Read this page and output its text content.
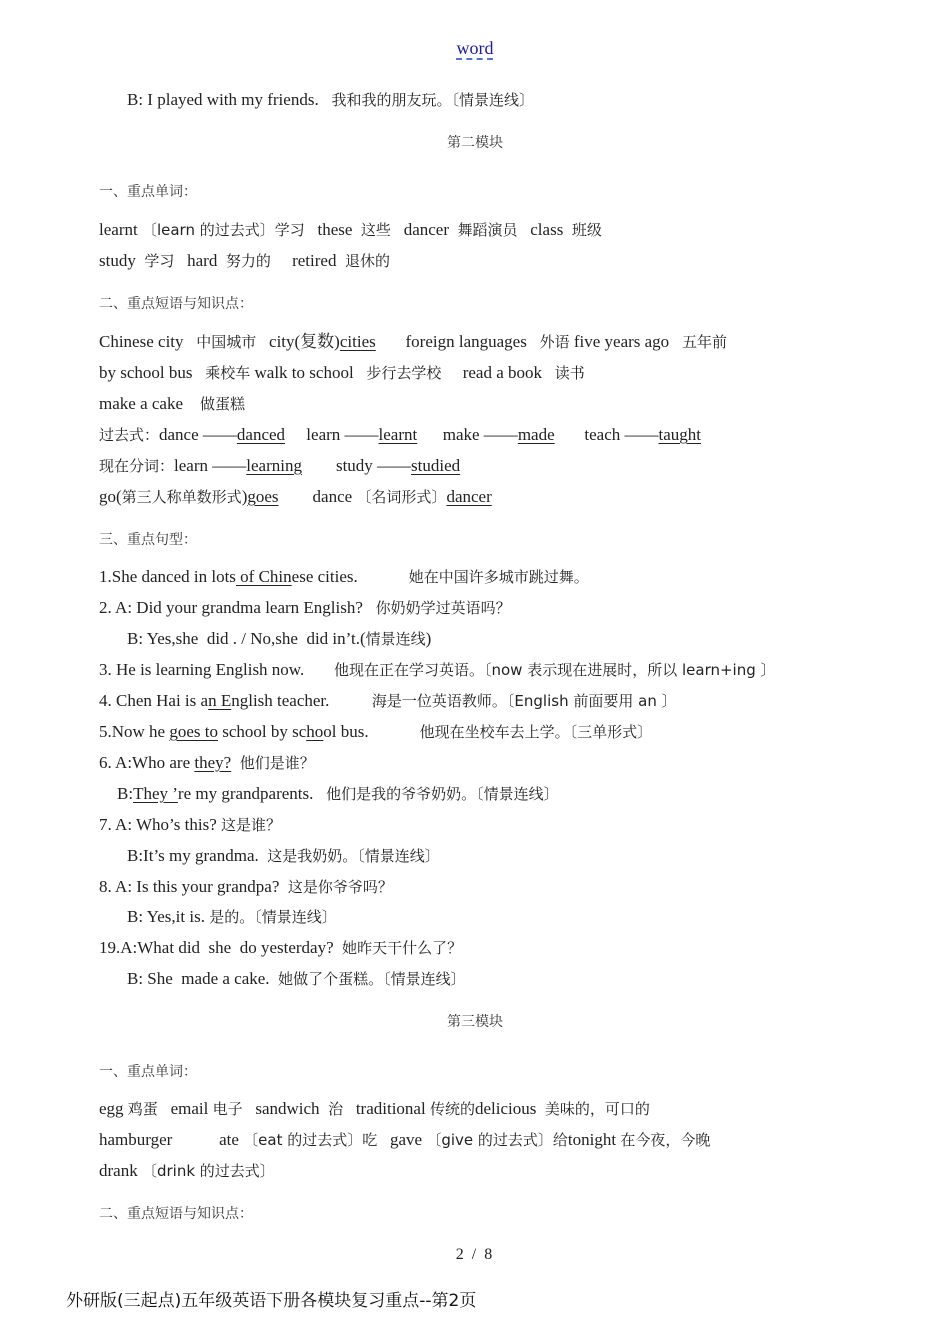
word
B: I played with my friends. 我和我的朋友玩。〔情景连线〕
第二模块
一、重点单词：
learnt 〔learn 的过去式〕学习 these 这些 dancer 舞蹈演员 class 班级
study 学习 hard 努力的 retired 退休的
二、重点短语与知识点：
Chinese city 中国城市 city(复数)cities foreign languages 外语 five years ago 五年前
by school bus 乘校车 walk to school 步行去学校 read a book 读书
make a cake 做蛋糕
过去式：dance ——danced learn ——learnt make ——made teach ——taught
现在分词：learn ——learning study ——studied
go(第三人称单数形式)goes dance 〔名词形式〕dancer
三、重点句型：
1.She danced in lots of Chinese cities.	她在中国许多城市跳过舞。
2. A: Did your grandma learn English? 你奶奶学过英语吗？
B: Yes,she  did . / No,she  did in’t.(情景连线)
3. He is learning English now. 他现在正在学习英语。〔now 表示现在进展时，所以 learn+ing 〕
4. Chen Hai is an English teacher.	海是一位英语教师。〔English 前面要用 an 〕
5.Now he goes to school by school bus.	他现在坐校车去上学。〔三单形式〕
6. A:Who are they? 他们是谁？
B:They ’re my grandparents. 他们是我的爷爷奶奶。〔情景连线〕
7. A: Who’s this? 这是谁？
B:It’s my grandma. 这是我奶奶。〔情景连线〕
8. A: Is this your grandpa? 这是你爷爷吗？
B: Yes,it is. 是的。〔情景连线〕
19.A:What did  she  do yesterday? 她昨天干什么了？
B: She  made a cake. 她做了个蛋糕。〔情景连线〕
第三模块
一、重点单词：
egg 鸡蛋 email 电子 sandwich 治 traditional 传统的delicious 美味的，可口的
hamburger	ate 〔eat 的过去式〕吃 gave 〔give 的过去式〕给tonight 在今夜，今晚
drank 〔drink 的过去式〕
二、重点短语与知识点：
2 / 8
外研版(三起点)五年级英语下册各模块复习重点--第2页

━━━━━━━━

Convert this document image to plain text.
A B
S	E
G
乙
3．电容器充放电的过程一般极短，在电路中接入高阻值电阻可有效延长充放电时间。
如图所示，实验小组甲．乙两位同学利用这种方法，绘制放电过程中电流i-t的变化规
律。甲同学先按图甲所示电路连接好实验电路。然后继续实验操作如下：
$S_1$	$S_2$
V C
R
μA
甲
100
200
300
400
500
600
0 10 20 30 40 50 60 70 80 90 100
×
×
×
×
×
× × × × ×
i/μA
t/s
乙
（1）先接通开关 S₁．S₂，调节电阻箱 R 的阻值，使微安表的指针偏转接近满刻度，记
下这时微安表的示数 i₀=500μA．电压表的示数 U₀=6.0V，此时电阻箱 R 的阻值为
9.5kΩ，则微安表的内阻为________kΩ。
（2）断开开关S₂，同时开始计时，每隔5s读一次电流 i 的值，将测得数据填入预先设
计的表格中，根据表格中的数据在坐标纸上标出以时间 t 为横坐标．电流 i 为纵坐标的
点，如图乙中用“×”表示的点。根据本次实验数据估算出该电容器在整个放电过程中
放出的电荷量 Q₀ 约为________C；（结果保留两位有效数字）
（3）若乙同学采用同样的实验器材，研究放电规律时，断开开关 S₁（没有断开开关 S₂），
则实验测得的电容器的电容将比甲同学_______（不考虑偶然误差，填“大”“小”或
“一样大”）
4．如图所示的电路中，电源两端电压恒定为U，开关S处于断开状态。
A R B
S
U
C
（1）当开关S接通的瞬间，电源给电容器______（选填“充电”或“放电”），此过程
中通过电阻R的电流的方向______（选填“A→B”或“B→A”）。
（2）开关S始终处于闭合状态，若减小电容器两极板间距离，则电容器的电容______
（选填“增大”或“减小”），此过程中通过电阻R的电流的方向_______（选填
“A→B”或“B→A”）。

━━━━━━━━

_Exercise task_: Select all lines in the listing above where the word "danced" appears, and show them.

_Response_:
过去式：dance ——danced learn ——learnt make ——made teach ——taught
1.She danced in lots of Chinese cities.	她在中国许多城市跳过舞。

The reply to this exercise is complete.